___ Data provided

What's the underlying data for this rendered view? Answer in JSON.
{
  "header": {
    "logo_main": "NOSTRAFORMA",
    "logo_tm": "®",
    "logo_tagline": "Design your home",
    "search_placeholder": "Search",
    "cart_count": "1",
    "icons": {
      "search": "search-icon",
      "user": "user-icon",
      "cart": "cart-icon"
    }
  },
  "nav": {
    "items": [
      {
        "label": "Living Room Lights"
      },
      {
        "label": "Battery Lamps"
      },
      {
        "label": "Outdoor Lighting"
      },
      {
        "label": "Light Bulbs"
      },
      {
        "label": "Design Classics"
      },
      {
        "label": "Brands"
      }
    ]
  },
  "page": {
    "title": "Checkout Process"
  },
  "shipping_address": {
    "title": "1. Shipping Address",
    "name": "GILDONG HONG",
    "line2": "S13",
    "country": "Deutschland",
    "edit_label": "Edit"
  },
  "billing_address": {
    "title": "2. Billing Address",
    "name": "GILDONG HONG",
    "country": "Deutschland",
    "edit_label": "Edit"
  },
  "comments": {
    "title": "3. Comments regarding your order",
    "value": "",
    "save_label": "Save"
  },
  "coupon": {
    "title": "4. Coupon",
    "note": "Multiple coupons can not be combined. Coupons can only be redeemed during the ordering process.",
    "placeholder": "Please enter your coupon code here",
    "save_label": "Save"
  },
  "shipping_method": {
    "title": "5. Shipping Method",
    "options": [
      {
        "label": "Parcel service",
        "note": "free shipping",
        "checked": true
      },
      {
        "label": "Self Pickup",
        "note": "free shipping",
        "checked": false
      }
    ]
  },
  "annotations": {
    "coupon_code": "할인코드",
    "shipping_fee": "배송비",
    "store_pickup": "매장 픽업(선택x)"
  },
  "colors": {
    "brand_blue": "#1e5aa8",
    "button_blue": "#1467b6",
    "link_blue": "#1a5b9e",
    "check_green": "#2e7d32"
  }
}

______

● **What is expected**
Set down the listing above in full, please, exactly as it appears.

● **The answer**
What's the underlying data for this rendered view? Answer in JSON.
{
  "header": {
    "logo_main": "NOSTRAFORMA",
    "logo_tm": "®",
    "logo_tagline": "Design your home",
    "search_placeholder": "Search",
    "cart_count": "1",
    "icons": {
      "search": "search-icon",
      "user": "user-icon",
      "cart": "cart-icon"
    }
  },
  "nav": {
    "items": [
      {
        "label": "Living Room Lights"
      },
      {
        "label": "Battery Lamps"
      },
      {
        "label": "Outdoor Lighting"
      },
      {
        "label": "Light Bulbs"
      },
      {
        "label": "Design Classics"
      },
      {
        "label": "Brands"
      }
    ]
  },
  "page": {
    "title": "Checkout Process"
  },
  "shipping_address": {
    "title": "1. Shipping Address",
    "name": "GILDONG HONG",
    "line2": "S13",
    "country": "Deutschland",
    "edit_label": "Edit"
  },
  "billing_address": {
    "title": "2. Billing Address",
    "name": "GILDONG HONG",
    "country": "Deutschland",
    "edit_label": "Edit"
  },
  "comments": {
    "title": "3. Comments regarding your order",
    "value": "",
    "save_label": "Save"
  },
  "coupon": {
    "title": "4. Coupon",
    "note": "Multiple coupons can not be combined. Coupons can only be redeemed during the ordering process.",
    "placeholder": "Please enter your coupon code here",
    "save_label": "Save"
  },
  "shipping_method": {
    "title": "5. Shipping Method",
    "options": [
      {
        "label": "Parcel service",
        "note": "free shipping",
        "checked": true
      },
      {
        "label": "Self Pickup",
        "note": "free shipping",
        "checked": false
      }
    ]
  },
  "annotations": {
    "coupon_code": "할인코드",
    "shipping_fee": "배송비",
    "store_pickup": "매장 픽업(선택x)"
  },
  "colors": {
    "brand_blue": "#1e5aa8",
    "button_blue": "#1467b6",
    "link_blue": "#1a5b9e",
    "check_green": "#2e7d32"
  }
}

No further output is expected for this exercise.